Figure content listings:
== == ==
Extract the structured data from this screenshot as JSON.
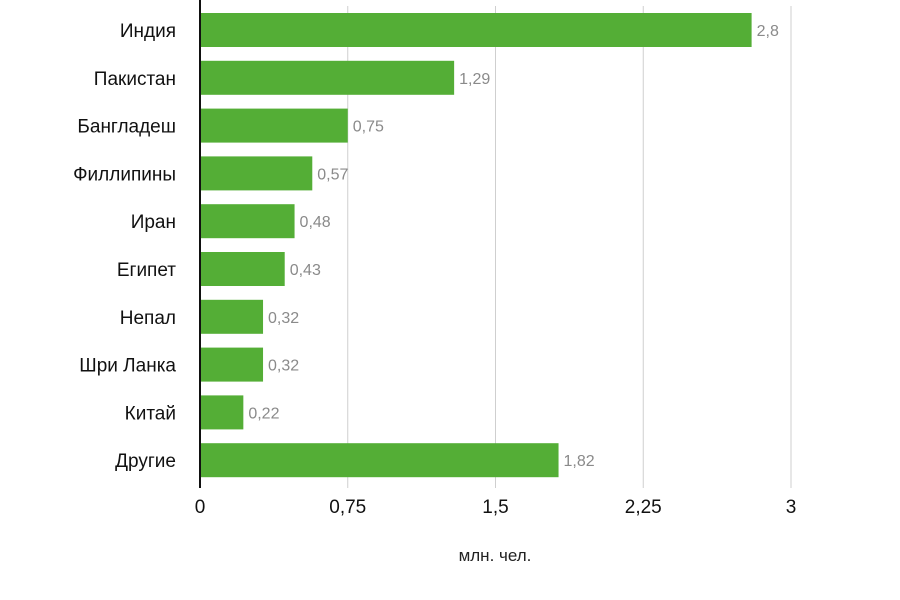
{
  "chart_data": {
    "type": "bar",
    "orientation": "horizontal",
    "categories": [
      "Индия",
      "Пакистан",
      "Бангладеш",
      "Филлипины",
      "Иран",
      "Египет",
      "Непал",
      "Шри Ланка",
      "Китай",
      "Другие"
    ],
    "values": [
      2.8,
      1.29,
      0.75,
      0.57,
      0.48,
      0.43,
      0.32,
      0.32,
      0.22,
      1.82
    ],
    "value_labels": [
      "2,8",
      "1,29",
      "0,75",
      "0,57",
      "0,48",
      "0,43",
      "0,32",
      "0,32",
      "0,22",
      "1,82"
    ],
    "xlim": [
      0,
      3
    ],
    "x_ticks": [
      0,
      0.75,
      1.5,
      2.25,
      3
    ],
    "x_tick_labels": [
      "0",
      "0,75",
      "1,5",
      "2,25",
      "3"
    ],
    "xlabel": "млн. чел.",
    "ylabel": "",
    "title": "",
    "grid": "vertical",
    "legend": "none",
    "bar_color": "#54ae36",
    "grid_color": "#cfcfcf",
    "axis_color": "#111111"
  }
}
== == ==
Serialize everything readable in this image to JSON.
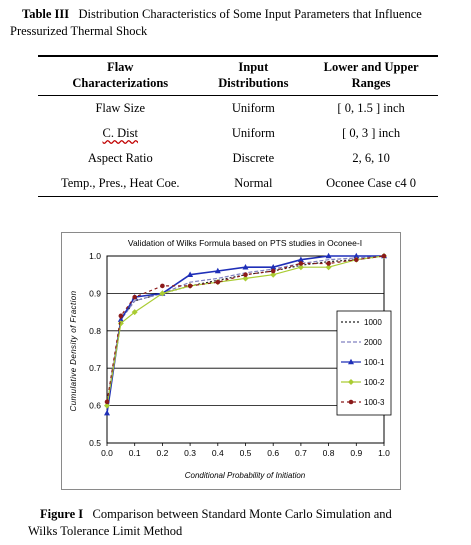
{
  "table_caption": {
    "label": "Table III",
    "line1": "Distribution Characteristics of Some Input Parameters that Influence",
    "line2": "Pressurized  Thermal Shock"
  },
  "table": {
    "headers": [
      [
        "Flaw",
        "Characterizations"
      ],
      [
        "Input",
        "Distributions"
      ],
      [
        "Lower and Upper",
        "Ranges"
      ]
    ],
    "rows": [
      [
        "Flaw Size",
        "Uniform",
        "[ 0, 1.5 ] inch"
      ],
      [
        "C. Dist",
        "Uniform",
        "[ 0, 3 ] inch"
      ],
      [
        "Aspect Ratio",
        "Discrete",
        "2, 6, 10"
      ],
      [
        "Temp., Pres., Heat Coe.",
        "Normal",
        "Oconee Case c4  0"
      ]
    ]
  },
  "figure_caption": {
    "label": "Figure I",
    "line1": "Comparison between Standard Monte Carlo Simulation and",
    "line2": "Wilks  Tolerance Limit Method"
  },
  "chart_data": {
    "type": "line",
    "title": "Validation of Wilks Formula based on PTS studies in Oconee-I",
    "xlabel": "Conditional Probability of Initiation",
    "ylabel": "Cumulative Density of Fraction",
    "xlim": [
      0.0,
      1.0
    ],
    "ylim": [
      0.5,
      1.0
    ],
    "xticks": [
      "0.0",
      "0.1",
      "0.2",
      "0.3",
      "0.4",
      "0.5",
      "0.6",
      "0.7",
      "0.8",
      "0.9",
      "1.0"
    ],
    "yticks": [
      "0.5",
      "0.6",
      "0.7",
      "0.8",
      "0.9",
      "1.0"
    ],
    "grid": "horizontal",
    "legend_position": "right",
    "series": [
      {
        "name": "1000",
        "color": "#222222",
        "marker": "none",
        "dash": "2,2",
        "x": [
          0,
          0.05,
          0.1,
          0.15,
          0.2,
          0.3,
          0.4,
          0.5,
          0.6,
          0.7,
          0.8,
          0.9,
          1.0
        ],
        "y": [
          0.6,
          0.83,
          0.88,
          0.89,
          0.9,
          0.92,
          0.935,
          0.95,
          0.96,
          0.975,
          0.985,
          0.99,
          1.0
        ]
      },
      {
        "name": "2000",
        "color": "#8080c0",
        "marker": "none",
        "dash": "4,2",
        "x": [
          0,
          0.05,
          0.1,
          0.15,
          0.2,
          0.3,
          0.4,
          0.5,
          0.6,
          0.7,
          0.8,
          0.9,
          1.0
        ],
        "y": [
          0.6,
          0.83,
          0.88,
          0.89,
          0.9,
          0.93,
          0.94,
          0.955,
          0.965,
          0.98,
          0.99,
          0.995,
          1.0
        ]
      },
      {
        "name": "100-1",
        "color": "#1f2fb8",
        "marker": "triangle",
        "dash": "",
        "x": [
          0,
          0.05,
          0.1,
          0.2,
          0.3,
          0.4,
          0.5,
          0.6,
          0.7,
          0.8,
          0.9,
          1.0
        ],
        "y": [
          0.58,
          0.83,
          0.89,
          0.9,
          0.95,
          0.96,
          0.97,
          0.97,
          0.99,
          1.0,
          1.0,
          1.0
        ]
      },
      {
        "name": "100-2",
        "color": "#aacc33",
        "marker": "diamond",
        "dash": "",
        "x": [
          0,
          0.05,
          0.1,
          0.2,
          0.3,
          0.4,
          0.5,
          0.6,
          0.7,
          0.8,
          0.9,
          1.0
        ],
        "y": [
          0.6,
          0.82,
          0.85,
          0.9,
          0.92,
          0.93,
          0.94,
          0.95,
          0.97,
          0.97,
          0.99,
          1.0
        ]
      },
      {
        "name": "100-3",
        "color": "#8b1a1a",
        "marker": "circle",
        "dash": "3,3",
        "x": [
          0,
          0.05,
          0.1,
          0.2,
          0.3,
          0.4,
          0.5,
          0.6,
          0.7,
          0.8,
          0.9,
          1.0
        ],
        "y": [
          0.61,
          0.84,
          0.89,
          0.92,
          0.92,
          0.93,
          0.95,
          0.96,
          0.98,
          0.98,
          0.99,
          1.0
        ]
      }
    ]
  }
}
== == ==
Written task:
Using the material above, report each line where "this" occurs.

Solution:
Extract the structured data from this screenshot as JSON.
Serialize everything readable in this image to JSON.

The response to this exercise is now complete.